TASK DIRECTIONS:
Rewrite the records below, replacing every "y-tick-label" with "y-axis-tick" and leaving everything else as it stands.

_ _ _ _

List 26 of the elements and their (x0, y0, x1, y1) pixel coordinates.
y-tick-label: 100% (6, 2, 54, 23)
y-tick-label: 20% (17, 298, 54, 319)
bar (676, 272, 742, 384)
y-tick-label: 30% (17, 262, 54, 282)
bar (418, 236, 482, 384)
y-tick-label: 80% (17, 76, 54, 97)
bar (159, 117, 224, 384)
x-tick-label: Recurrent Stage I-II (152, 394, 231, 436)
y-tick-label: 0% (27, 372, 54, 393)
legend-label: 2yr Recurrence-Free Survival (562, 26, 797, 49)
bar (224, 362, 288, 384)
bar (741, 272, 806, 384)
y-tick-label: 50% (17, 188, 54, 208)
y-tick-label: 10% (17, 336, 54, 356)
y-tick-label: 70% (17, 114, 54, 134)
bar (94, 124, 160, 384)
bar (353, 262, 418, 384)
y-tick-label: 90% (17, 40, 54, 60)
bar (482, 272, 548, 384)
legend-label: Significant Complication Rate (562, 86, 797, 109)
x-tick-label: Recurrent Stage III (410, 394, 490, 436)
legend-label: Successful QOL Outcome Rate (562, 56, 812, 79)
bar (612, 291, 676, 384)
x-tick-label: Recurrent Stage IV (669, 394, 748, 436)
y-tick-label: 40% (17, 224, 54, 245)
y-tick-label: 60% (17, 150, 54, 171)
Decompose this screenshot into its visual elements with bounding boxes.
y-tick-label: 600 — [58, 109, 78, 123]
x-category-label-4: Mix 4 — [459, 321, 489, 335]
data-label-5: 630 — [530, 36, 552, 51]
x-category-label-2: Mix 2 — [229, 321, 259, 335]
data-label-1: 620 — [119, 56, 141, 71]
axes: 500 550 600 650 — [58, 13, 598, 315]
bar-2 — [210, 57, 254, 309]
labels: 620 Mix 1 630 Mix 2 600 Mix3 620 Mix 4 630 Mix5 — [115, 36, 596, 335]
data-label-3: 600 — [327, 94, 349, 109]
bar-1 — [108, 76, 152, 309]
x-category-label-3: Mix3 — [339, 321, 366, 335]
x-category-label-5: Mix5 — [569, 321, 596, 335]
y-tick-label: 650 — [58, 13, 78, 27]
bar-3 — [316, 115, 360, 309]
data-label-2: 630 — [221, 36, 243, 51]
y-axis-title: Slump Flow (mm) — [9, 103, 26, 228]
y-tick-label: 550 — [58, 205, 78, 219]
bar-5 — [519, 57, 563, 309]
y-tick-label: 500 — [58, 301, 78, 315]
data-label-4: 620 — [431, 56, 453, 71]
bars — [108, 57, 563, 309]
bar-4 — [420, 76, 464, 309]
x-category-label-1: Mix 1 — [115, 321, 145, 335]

_ _ _ _

EXPECTED ANSWER:
List 26 of the elements and their (x0, y0, x1, y1) pixel coordinates.
y-axis-tick: 100% (6, 2, 54, 23)
y-axis-tick: 20% (17, 298, 54, 319)
bar (676, 272, 742, 384)
y-axis-tick: 30% (17, 262, 54, 282)
bar (418, 236, 482, 384)
y-axis-tick: 80% (17, 76, 54, 97)
bar (159, 117, 224, 384)
x-tick-label: Recurrent Stage I-II (152, 394, 231, 436)
y-axis-tick: 0% (27, 372, 54, 393)
legend-label: 2yr Recurrence-Free Survival (562, 26, 797, 49)
bar (224, 362, 288, 384)
bar (741, 272, 806, 384)
y-axis-tick: 50% (17, 188, 54, 208)
y-axis-tick: 10% (17, 336, 54, 356)
y-axis-tick: 70% (17, 114, 54, 134)
bar (94, 124, 160, 384)
bar (353, 262, 418, 384)
y-axis-tick: 90% (17, 40, 54, 60)
bar (482, 272, 548, 384)
legend-label: Significant Complication Rate (562, 86, 797, 109)
x-tick-label: Recurrent Stage III (410, 394, 490, 436)
legend-label: Successful QOL Outcome Rate (562, 56, 812, 79)
bar (612, 291, 676, 384)
x-tick-label: Recurrent Stage IV (669, 394, 748, 436)
y-axis-tick: 40% (17, 224, 54, 245)
y-axis-tick: 60% (17, 150, 54, 171)
Decompose this screenshot into its visual elements with bounding boxes.
y-axis-tick: 600 — [58, 109, 78, 123]
x-category-label-4: Mix 4 — [459, 321, 489, 335]
data-label-5: 630 — [530, 36, 552, 51]
x-category-label-2: Mix 2 — [229, 321, 259, 335]
data-label-1: 620 — [119, 56, 141, 71]
axes: 500 550 600 650 — [58, 13, 598, 315]
bar-2 — [210, 57, 254, 309]
labels: 620 Mix 1 630 Mix 2 600 Mix3 620 Mix 4 630 Mix5 — [115, 36, 596, 335]
data-label-3: 600 — [327, 94, 349, 109]
bar-1 — [108, 76, 152, 309]
x-category-label-3: Mix3 — [339, 321, 366, 335]
x-category-label-5: Mix5 — [569, 321, 596, 335]
y-axis-tick: 650 — [58, 13, 78, 27]
bar-3 — [316, 115, 360, 309]
data-label-2: 630 — [221, 36, 243, 51]
y-axis-title: Slump Flow (mm) — [9, 103, 26, 228]
y-axis-tick: 550 — [58, 205, 78, 219]
bar-5 — [519, 57, 563, 309]
y-axis-tick: 500 — [58, 301, 78, 315]
data-label-4: 620 — [431, 56, 453, 71]
bars — [108, 57, 563, 309]
bar-4 — [420, 76, 464, 309]
x-category-label-1: Mix 1 — [115, 321, 145, 335]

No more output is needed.